### [TASK PROMPT]
Return the whole listing exactly as it stands.

++++ GIVEN RECORDS ++++

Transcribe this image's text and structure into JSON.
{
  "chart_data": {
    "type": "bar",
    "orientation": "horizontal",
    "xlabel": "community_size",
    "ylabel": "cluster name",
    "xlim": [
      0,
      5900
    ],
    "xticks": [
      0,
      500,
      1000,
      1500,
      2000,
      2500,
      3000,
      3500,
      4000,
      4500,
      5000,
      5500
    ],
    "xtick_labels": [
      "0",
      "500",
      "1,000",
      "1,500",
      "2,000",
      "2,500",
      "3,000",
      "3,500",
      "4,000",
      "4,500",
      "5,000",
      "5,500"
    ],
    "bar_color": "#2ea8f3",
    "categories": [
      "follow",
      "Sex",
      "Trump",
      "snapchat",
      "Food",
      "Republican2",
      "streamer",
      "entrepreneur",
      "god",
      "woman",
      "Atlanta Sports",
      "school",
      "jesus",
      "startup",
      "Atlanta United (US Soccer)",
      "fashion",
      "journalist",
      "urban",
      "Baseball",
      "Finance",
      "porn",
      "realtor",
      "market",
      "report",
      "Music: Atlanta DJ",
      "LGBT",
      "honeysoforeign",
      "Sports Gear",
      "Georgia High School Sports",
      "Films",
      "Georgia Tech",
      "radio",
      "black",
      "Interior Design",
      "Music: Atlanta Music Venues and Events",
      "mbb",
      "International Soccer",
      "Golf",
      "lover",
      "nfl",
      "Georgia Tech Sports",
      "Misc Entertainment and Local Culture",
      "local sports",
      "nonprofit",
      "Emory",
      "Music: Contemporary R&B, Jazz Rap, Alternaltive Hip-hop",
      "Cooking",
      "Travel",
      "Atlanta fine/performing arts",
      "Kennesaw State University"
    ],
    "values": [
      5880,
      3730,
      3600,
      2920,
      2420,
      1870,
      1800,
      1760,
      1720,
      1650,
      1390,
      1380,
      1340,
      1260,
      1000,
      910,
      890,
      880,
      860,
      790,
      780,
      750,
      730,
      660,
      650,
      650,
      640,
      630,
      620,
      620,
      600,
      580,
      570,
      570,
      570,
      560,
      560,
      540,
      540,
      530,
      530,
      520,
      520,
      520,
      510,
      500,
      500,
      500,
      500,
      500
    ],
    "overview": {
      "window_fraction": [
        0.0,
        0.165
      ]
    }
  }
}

++++

### [WRITTEN SOLUTION]
Transcribe this image's text and structure into JSON.
{
  "chart_data": {
    "type": "bar",
    "orientation": "horizontal",
    "xlabel": "community_size",
    "ylabel": "cluster name",
    "xlim": [
      0,
      5900
    ],
    "xticks": [
      0,
      500,
      1000,
      1500,
      2000,
      2500,
      3000,
      3500,
      4000,
      4500,
      5000,
      5500
    ],
    "xtick_labels": [
      "0",
      "500",
      "1,000",
      "1,500",
      "2,000",
      "2,500",
      "3,000",
      "3,500",
      "4,000",
      "4,500",
      "5,000",
      "5,500"
    ],
    "bar_color": "#2ea8f3",
    "categories": [
      "follow",
      "Sex",
      "Trump",
      "snapchat",
      "Food",
      "Republican2",
      "streamer",
      "entrepreneur",
      "god",
      "woman",
      "Atlanta Sports",
      "school",
      "jesus",
      "startup",
      "Atlanta United (US Soccer)",
      "fashion",
      "journalist",
      "urban",
      "Baseball",
      "Finance",
      "porn",
      "realtor",
      "market",
      "report",
      "Music: Atlanta DJ",
      "LGBT",
      "honeysoforeign",
      "Sports Gear",
      "Georgia High School Sports",
      "Films",
      "Georgia Tech",
      "radio",
      "black",
      "Interior Design",
      "Music: Atlanta Music Venues and Events",
      "mbb",
      "International Soccer",
      "Golf",
      "lover",
      "nfl",
      "Georgia Tech Sports",
      "Misc Entertainment and Local Culture",
      "local sports",
      "nonprofit",
      "Emory",
      "Music: Contemporary R&B, Jazz Rap, Alternaltive Hip-hop",
      "Cooking",
      "Travel",
      "Atlanta fine/performing arts",
      "Kennesaw State University"
    ],
    "values": [
      5880,
      3730,
      3600,
      2920,
      2420,
      1870,
      1800,
      1760,
      1720,
      1650,
      1390,
      1380,
      1340,
      1260,
      1000,
      910,
      890,
      880,
      860,
      790,
      780,
      750,
      730,
      660,
      650,
      650,
      640,
      630,
      620,
      620,
      600,
      580,
      570,
      570,
      570,
      560,
      560,
      540,
      540,
      530,
      530,
      520,
      520,
      520,
      510,
      500,
      500,
      500,
      500,
      500
    ],
    "overview": {
      "window_fraction": [
        0.0,
        0.165
      ]
    }
  }
}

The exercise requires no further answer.